====== AVAILABLE DATA

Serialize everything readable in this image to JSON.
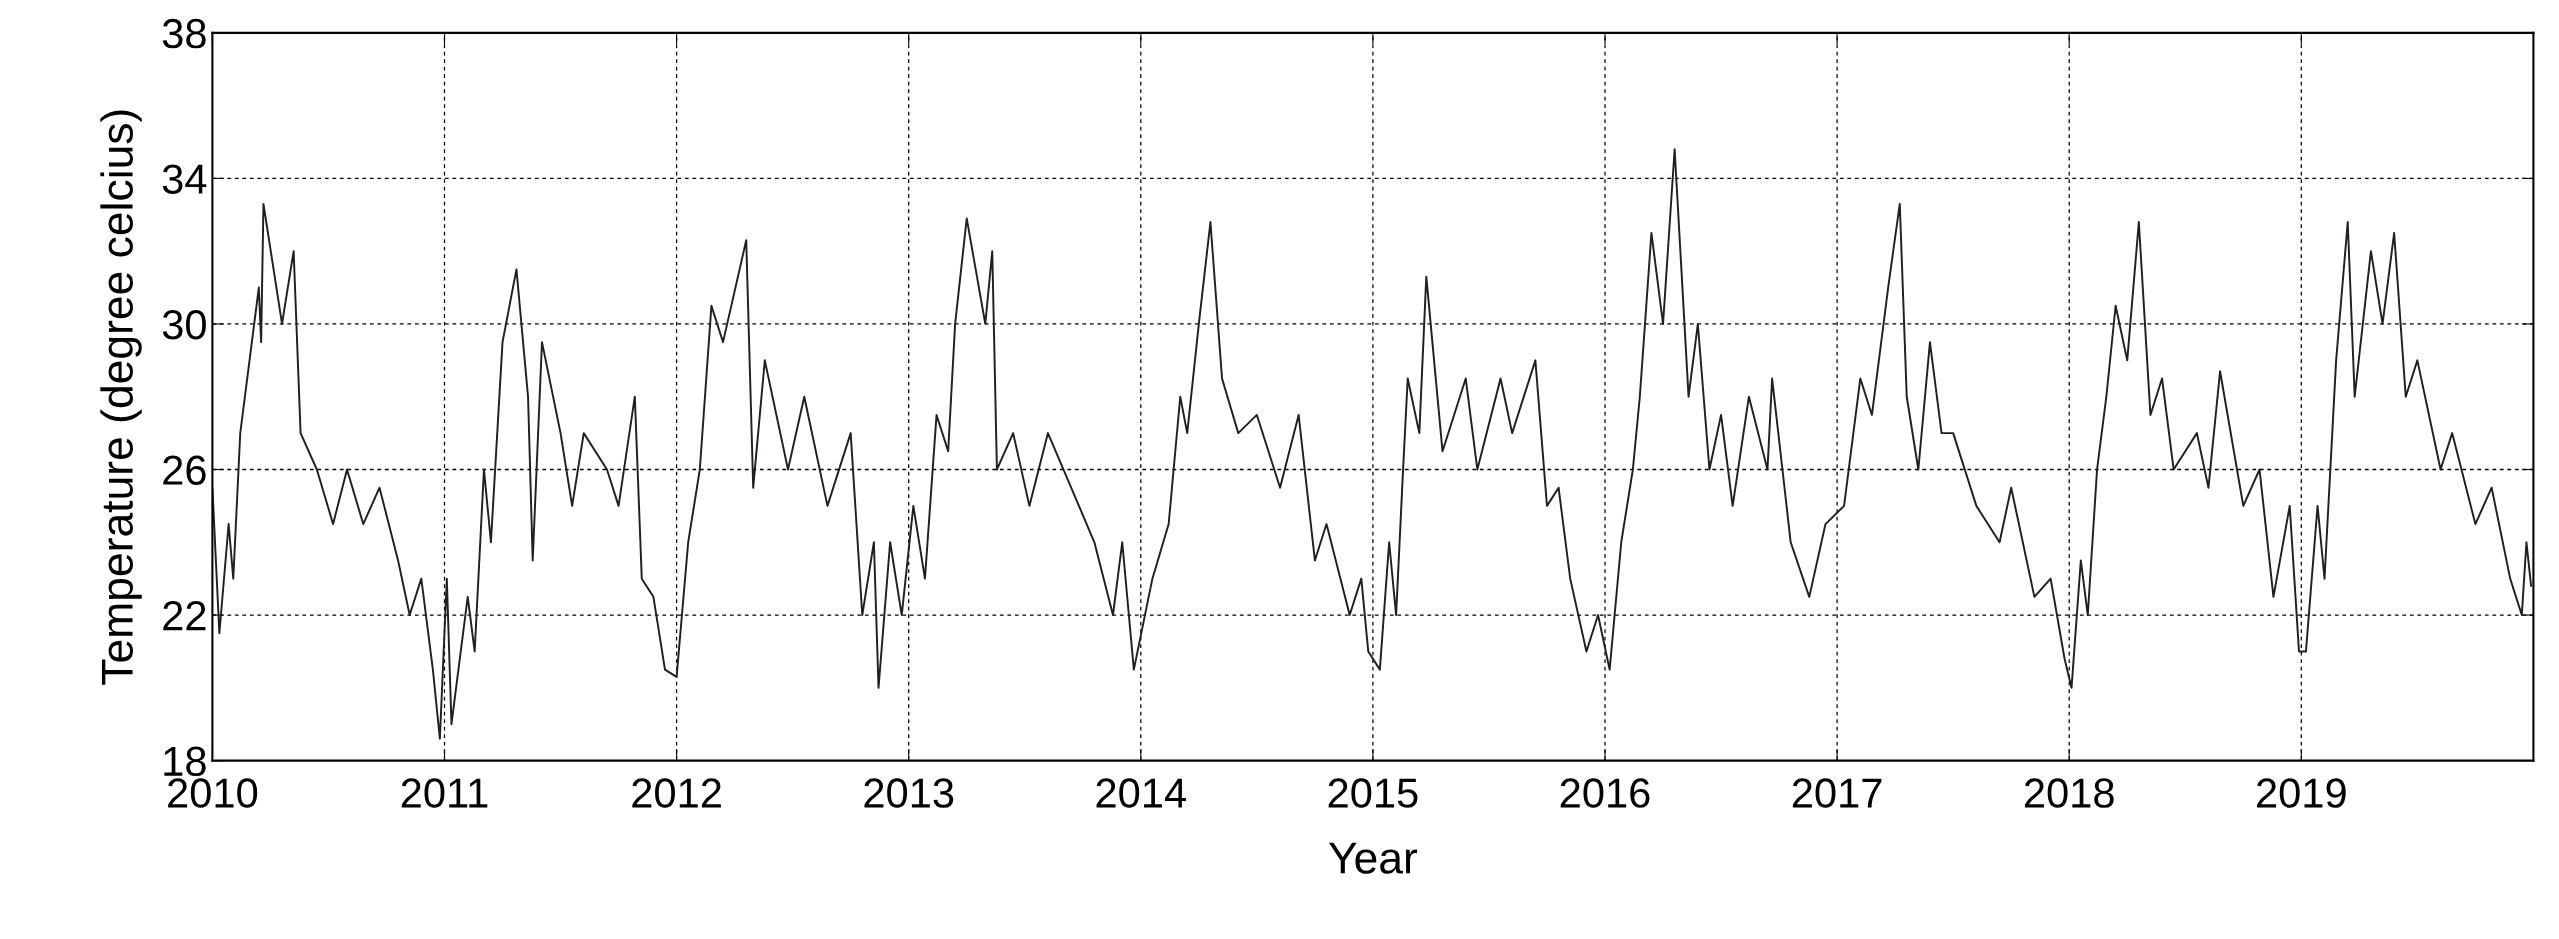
{
  "chart_data": {
    "type": "line",
    "xlabel": "Year",
    "ylabel": "Temperature (degree celcius)",
    "xlim": [
      2010,
      2020
    ],
    "xticks": [
      2010,
      2011,
      2012,
      2013,
      2014,
      2015,
      2016,
      2017,
      2018,
      2019
    ],
    "ylim": [
      18,
      38
    ],
    "yticks": [
      18,
      22,
      26,
      30,
      34,
      38
    ],
    "grid": true,
    "marker": "none",
    "line_style": "solid",
    "series": [
      {
        "color": "#231f20",
        "x": [
          2010.0,
          2010.03,
          2010.07,
          2010.09,
          2010.12,
          2010.17,
          2010.2,
          2010.21,
          2010.22,
          2010.3,
          2010.35,
          2010.38,
          2010.45,
          2010.52,
          2010.58,
          2010.65,
          2010.72,
          2010.8,
          2010.85,
          2010.9,
          2010.95,
          2010.98,
          2011.01,
          2011.03,
          2011.1,
          2011.13,
          2011.17,
          2011.2,
          2011.25,
          2011.31,
          2011.36,
          2011.38,
          2011.42,
          2011.5,
          2011.55,
          2011.6,
          2011.7,
          2011.75,
          2011.82,
          2011.85,
          2011.9,
          2011.95,
          2012.0,
          2012.05,
          2012.1,
          2012.15,
          2012.2,
          2012.3,
          2012.33,
          2012.38,
          2012.48,
          2012.55,
          2012.65,
          2012.75,
          2012.8,
          2012.85,
          2012.87,
          2012.92,
          2012.97,
          2013.02,
          2013.07,
          2013.12,
          2013.17,
          2013.2,
          2013.25,
          2013.33,
          2013.36,
          2013.38,
          2013.45,
          2013.52,
          2013.6,
          2013.7,
          2013.8,
          2013.88,
          2013.92,
          2013.97,
          2014.05,
          2014.12,
          2014.17,
          2014.2,
          2014.25,
          2014.3,
          2014.35,
          2014.42,
          2014.5,
          2014.6,
          2014.68,
          2014.75,
          2014.8,
          2014.9,
          2014.95,
          2014.98,
          2015.03,
          2015.07,
          2015.1,
          2015.13,
          2015.15,
          2015.2,
          2015.23,
          2015.3,
          2015.4,
          2015.45,
          2015.55,
          2015.6,
          2015.7,
          2015.75,
          2015.8,
          2015.85,
          2015.92,
          2015.97,
          2016.02,
          2016.07,
          2016.12,
          2016.15,
          2016.2,
          2016.25,
          2016.3,
          2016.36,
          2016.4,
          2016.45,
          2016.5,
          2016.55,
          2016.62,
          2016.7,
          2016.72,
          2016.8,
          2016.88,
          2016.95,
          2017.03,
          2017.1,
          2017.15,
          2017.22,
          2017.27,
          2017.3,
          2017.35,
          2017.4,
          2017.45,
          2017.5,
          2017.6,
          2017.7,
          2017.75,
          2017.85,
          2017.92,
          2017.98,
          2018.01,
          2018.05,
          2018.08,
          2018.12,
          2018.16,
          2018.2,
          2018.25,
          2018.3,
          2018.35,
          2018.4,
          2018.45,
          2018.55,
          2018.6,
          2018.65,
          2018.75,
          2018.82,
          2018.88,
          2018.95,
          2018.99,
          2019.02,
          2019.07,
          2019.1,
          2019.15,
          2019.2,
          2019.23,
          2019.3,
          2019.35,
          2019.4,
          2019.45,
          2019.5,
          2019.6,
          2019.65,
          2019.75,
          2019.82,
          2019.9,
          2019.95,
          2019.97,
          2019.99
        ],
        "values": [
          25.5,
          21.5,
          24.5,
          23,
          27,
          29.5,
          31,
          29.5,
          33.3,
          30,
          32,
          27,
          26,
          24.5,
          26,
          24.5,
          25.5,
          23.5,
          22,
          23,
          20.5,
          18.6,
          23,
          19,
          22.5,
          21,
          26,
          24,
          29.5,
          31.5,
          28,
          23.5,
          29.5,
          27,
          25,
          27,
          26,
          25,
          28,
          23,
          22.5,
          20.5,
          20.3,
          24,
          26,
          30.5,
          29.5,
          32.3,
          25.5,
          29,
          26,
          28,
          25,
          27,
          22,
          24,
          20,
          24,
          22,
          25,
          23,
          27.5,
          26.5,
          30,
          32.9,
          30,
          32,
          26,
          27,
          25,
          27,
          25.5,
          24,
          22,
          24,
          20.5,
          23,
          24.5,
          28,
          27,
          30,
          32.8,
          28.5,
          27,
          27.5,
          25.5,
          27.5,
          23.5,
          24.5,
          22,
          23,
          21,
          20.5,
          24,
          22,
          26,
          28.5,
          27,
          31.3,
          26.5,
          28.5,
          26,
          28.5,
          27,
          29,
          25,
          25.5,
          23,
          21,
          22,
          20.5,
          24,
          26,
          28,
          32.5,
          30,
          34.8,
          28,
          30,
          26,
          27.5,
          25,
          28,
          26,
          28.5,
          24,
          22.5,
          24.5,
          25,
          28.5,
          27.5,
          31,
          33.3,
          28,
          26,
          29.5,
          27,
          27,
          25,
          24,
          25.5,
          22.5,
          23,
          20.8,
          20,
          23.5,
          22,
          26,
          28,
          30.5,
          29,
          32.8,
          27.5,
          28.5,
          26,
          27,
          25.5,
          28.7,
          25,
          26,
          22.5,
          25,
          21,
          21,
          25,
          23,
          29,
          32.8,
          28,
          32,
          30,
          32.5,
          28,
          29,
          26,
          27,
          24.5,
          25.5,
          23,
          22,
          24,
          22.8
        ]
      }
    ]
  }
}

============

▶ [PROBLEM DESCRIPTION]:
Quote the preceding records in their entirety, excluding every picture.

▶ [OUTPUT]:
Serialize everything readable in this image to JSON.
{
  "chart_data": {
    "type": "line",
    "xlabel": "Year",
    "ylabel": "Temperature (degree celcius)",
    "xlim": [
      2010,
      2020
    ],
    "xticks": [
      2010,
      2011,
      2012,
      2013,
      2014,
      2015,
      2016,
      2017,
      2018,
      2019
    ],
    "ylim": [
      18,
      38
    ],
    "yticks": [
      18,
      22,
      26,
      30,
      34,
      38
    ],
    "grid": true,
    "marker": "none",
    "line_style": "solid",
    "series": [
      {
        "color": "#231f20",
        "x": [
          2010.0,
          2010.03,
          2010.07,
          2010.09,
          2010.12,
          2010.17,
          2010.2,
          2010.21,
          2010.22,
          2010.3,
          2010.35,
          2010.38,
          2010.45,
          2010.52,
          2010.58,
          2010.65,
          2010.72,
          2010.8,
          2010.85,
          2010.9,
          2010.95,
          2010.98,
          2011.01,
          2011.03,
          2011.1,
          2011.13,
          2011.17,
          2011.2,
          2011.25,
          2011.31,
          2011.36,
          2011.38,
          2011.42,
          2011.5,
          2011.55,
          2011.6,
          2011.7,
          2011.75,
          2011.82,
          2011.85,
          2011.9,
          2011.95,
          2012.0,
          2012.05,
          2012.1,
          2012.15,
          2012.2,
          2012.3,
          2012.33,
          2012.38,
          2012.48,
          2012.55,
          2012.65,
          2012.75,
          2012.8,
          2012.85,
          2012.87,
          2012.92,
          2012.97,
          2013.02,
          2013.07,
          2013.12,
          2013.17,
          2013.2,
          2013.25,
          2013.33,
          2013.36,
          2013.38,
          2013.45,
          2013.52,
          2013.6,
          2013.7,
          2013.8,
          2013.88,
          2013.92,
          2013.97,
          2014.05,
          2014.12,
          2014.17,
          2014.2,
          2014.25,
          2014.3,
          2014.35,
          2014.42,
          2014.5,
          2014.6,
          2014.68,
          2014.75,
          2014.8,
          2014.9,
          2014.95,
          2014.98,
          2015.03,
          2015.07,
          2015.1,
          2015.13,
          2015.15,
          2015.2,
          2015.23,
          2015.3,
          2015.4,
          2015.45,
          2015.55,
          2015.6,
          2015.7,
          2015.75,
          2015.8,
          2015.85,
          2015.92,
          2015.97,
          2016.02,
          2016.07,
          2016.12,
          2016.15,
          2016.2,
          2016.25,
          2016.3,
          2016.36,
          2016.4,
          2016.45,
          2016.5,
          2016.55,
          2016.62,
          2016.7,
          2016.72,
          2016.8,
          2016.88,
          2016.95,
          2017.03,
          2017.1,
          2017.15,
          2017.22,
          2017.27,
          2017.3,
          2017.35,
          2017.4,
          2017.45,
          2017.5,
          2017.6,
          2017.7,
          2017.75,
          2017.85,
          2017.92,
          2017.98,
          2018.01,
          2018.05,
          2018.08,
          2018.12,
          2018.16,
          2018.2,
          2018.25,
          2018.3,
          2018.35,
          2018.4,
          2018.45,
          2018.55,
          2018.6,
          2018.65,
          2018.75,
          2018.82,
          2018.88,
          2018.95,
          2018.99,
          2019.02,
          2019.07,
          2019.1,
          2019.15,
          2019.2,
          2019.23,
          2019.3,
          2019.35,
          2019.4,
          2019.45,
          2019.5,
          2019.6,
          2019.65,
          2019.75,
          2019.82,
          2019.9,
          2019.95,
          2019.97,
          2019.99
        ],
        "values": [
          25.5,
          21.5,
          24.5,
          23,
          27,
          29.5,
          31,
          29.5,
          33.3,
          30,
          32,
          27,
          26,
          24.5,
          26,
          24.5,
          25.5,
          23.5,
          22,
          23,
          20.5,
          18.6,
          23,
          19,
          22.5,
          21,
          26,
          24,
          29.5,
          31.5,
          28,
          23.5,
          29.5,
          27,
          25,
          27,
          26,
          25,
          28,
          23,
          22.5,
          20.5,
          20.3,
          24,
          26,
          30.5,
          29.5,
          32.3,
          25.5,
          29,
          26,
          28,
          25,
          27,
          22,
          24,
          20,
          24,
          22,
          25,
          23,
          27.5,
          26.5,
          30,
          32.9,
          30,
          32,
          26,
          27,
          25,
          27,
          25.5,
          24,
          22,
          24,
          20.5,
          23,
          24.5,
          28,
          27,
          30,
          32.8,
          28.5,
          27,
          27.5,
          25.5,
          27.5,
          23.5,
          24.5,
          22,
          23,
          21,
          20.5,
          24,
          22,
          26,
          28.5,
          27,
          31.3,
          26.5,
          28.5,
          26,
          28.5,
          27,
          29,
          25,
          25.5,
          23,
          21,
          22,
          20.5,
          24,
          26,
          28,
          32.5,
          30,
          34.8,
          28,
          30,
          26,
          27.5,
          25,
          28,
          26,
          28.5,
          24,
          22.5,
          24.5,
          25,
          28.5,
          27.5,
          31,
          33.3,
          28,
          26,
          29.5,
          27,
          27,
          25,
          24,
          25.5,
          22.5,
          23,
          20.8,
          20,
          23.5,
          22,
          26,
          28,
          30.5,
          29,
          32.8,
          27.5,
          28.5,
          26,
          27,
          25.5,
          28.7,
          25,
          26,
          22.5,
          25,
          21,
          21,
          25,
          23,
          29,
          32.8,
          28,
          32,
          30,
          32.5,
          28,
          29,
          26,
          27,
          24.5,
          25.5,
          23,
          22,
          24,
          22.8
        ]
      }
    ]
  }
}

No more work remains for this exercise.